(Collected data entries)
________________________________________

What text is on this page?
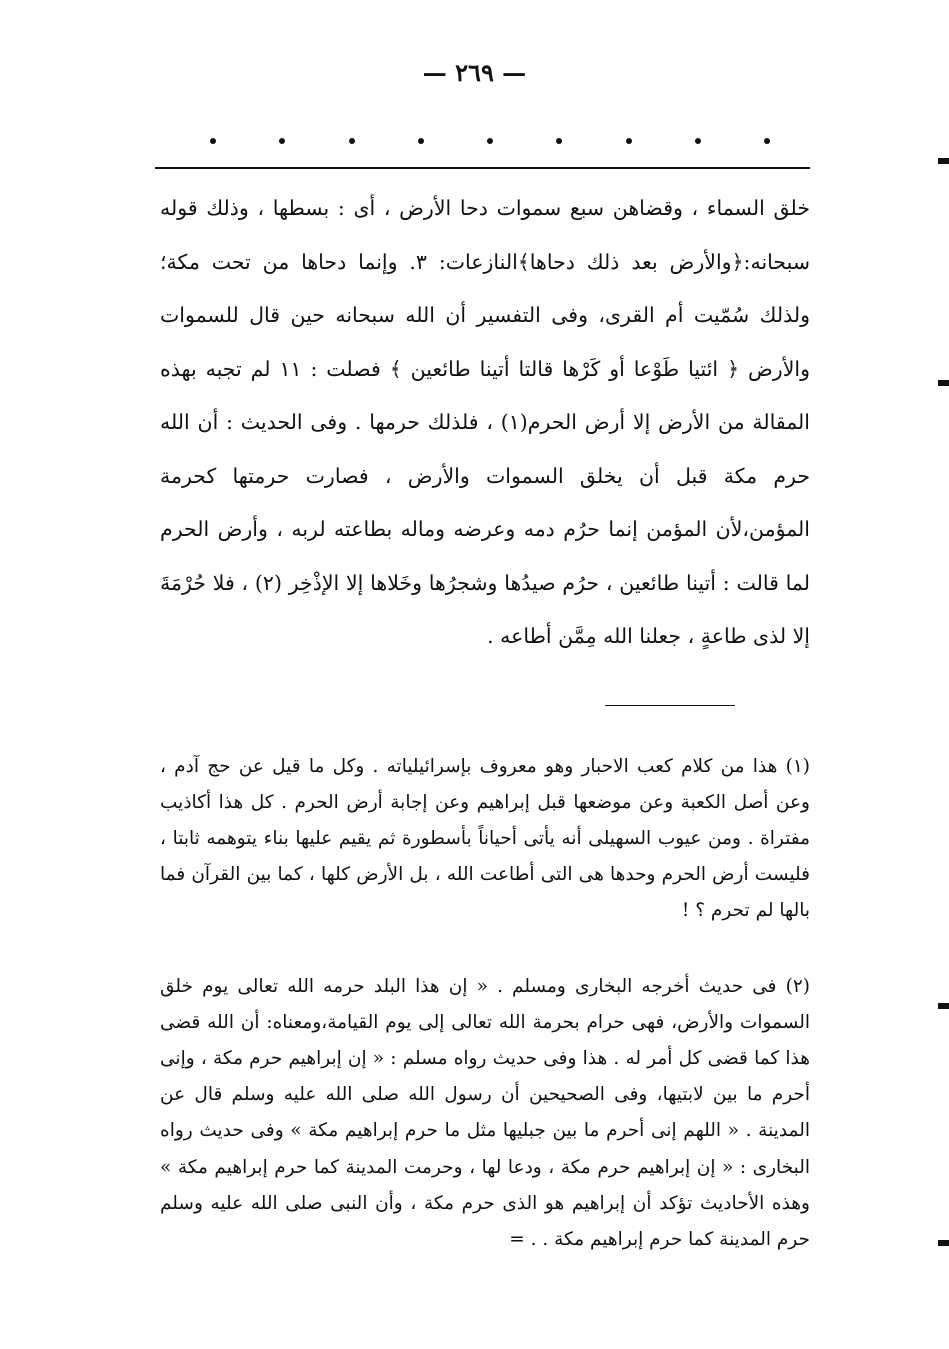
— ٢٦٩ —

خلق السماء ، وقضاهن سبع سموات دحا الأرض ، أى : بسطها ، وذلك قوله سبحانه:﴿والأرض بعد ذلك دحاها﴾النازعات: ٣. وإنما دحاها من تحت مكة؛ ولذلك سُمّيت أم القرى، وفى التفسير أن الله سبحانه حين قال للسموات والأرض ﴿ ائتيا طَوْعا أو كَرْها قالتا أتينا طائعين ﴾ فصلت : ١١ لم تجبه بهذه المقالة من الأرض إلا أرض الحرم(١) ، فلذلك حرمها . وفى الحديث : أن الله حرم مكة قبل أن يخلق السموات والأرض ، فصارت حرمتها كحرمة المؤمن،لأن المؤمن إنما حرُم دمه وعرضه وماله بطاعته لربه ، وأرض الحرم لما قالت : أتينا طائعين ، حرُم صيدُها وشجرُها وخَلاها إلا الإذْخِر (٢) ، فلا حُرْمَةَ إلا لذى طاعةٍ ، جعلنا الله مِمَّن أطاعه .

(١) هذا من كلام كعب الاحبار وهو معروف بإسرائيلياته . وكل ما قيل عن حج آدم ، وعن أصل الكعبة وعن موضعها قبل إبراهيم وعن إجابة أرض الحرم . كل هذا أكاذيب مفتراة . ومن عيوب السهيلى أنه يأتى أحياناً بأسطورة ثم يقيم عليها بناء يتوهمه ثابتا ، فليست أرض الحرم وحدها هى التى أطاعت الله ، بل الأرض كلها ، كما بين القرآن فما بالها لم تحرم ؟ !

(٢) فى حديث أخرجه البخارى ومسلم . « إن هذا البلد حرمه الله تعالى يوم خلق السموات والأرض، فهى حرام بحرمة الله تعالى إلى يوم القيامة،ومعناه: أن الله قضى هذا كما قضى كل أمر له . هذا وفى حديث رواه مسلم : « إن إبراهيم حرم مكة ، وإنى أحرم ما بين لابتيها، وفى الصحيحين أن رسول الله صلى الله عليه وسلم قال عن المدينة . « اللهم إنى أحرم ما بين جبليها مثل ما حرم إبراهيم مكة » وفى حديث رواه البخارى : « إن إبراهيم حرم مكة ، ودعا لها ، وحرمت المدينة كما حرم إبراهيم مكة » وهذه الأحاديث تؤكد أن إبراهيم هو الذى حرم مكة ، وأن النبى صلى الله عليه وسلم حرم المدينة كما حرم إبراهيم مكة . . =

________________________________________

### What needs to be done
Pictures are to be left out; all else in the entries above is to be quoted exactly.

### In response
What text is on this page?
— ٢٦٩ —

خلق السماء ، وقضاهن سبع سموات دحا الأرض ، أى : بسطها ، وذلك قوله سبحانه:﴿والأرض بعد ذلك دحاها﴾النازعات: ٣. وإنما دحاها من تحت مكة؛ ولذلك سُمّيت أم القرى، وفى التفسير أن الله سبحانه حين قال للسموات والأرض ﴿ ائتيا طَوْعا أو كَرْها قالتا أتينا طائعين ﴾ فصلت : ١١ لم تجبه بهذه المقالة من الأرض إلا أرض الحرم(١) ، فلذلك حرمها . وفى الحديث : أن الله حرم مكة قبل أن يخلق السموات والأرض ، فصارت حرمتها كحرمة المؤمن،لأن المؤمن إنما حرُم دمه وعرضه وماله بطاعته لربه ، وأرض الحرم لما قالت : أتينا طائعين ، حرُم صيدُها وشجرُها وخَلاها إلا الإذْخِر (٢) ، فلا حُرْمَةَ إلا لذى طاعةٍ ، جعلنا الله مِمَّن أطاعه .

(١) هذا من كلام كعب الاحبار وهو معروف بإسرائيلياته . وكل ما قيل عن حج آدم ، وعن أصل الكعبة وعن موضعها قبل إبراهيم وعن إجابة أرض الحرم . كل هذا أكاذيب مفتراة . ومن عيوب السهيلى أنه يأتى أحياناً بأسطورة ثم يقيم عليها بناء يتوهمه ثابتا ، فليست أرض الحرم وحدها هى التى أطاعت الله ، بل الأرض كلها ، كما بين القرآن فما بالها لم تحرم ؟ !

(٢) فى حديث أخرجه البخارى ومسلم . « إن هذا البلد حرمه الله تعالى يوم خلق السموات والأرض، فهى حرام بحرمة الله تعالى إلى يوم القيامة،ومعناه: أن الله قضى هذا كما قضى كل أمر له . هذا وفى حديث رواه مسلم : « إن إبراهيم حرم مكة ، وإنى أحرم ما بين لابتيها، وفى الصحيحين أن رسول الله صلى الله عليه وسلم قال عن المدينة . « اللهم إنى أحرم ما بين جبليها مثل ما حرم إبراهيم مكة » وفى حديث رواه البخارى : « إن إبراهيم حرم مكة ، ودعا لها ، وحرمت المدينة كما حرم إبراهيم مكة » وهذه الأحاديث تؤكد أن إبراهيم هو الذى حرم مكة ، وأن النبى صلى الله عليه وسلم حرم المدينة كما حرم إبراهيم مكة . . =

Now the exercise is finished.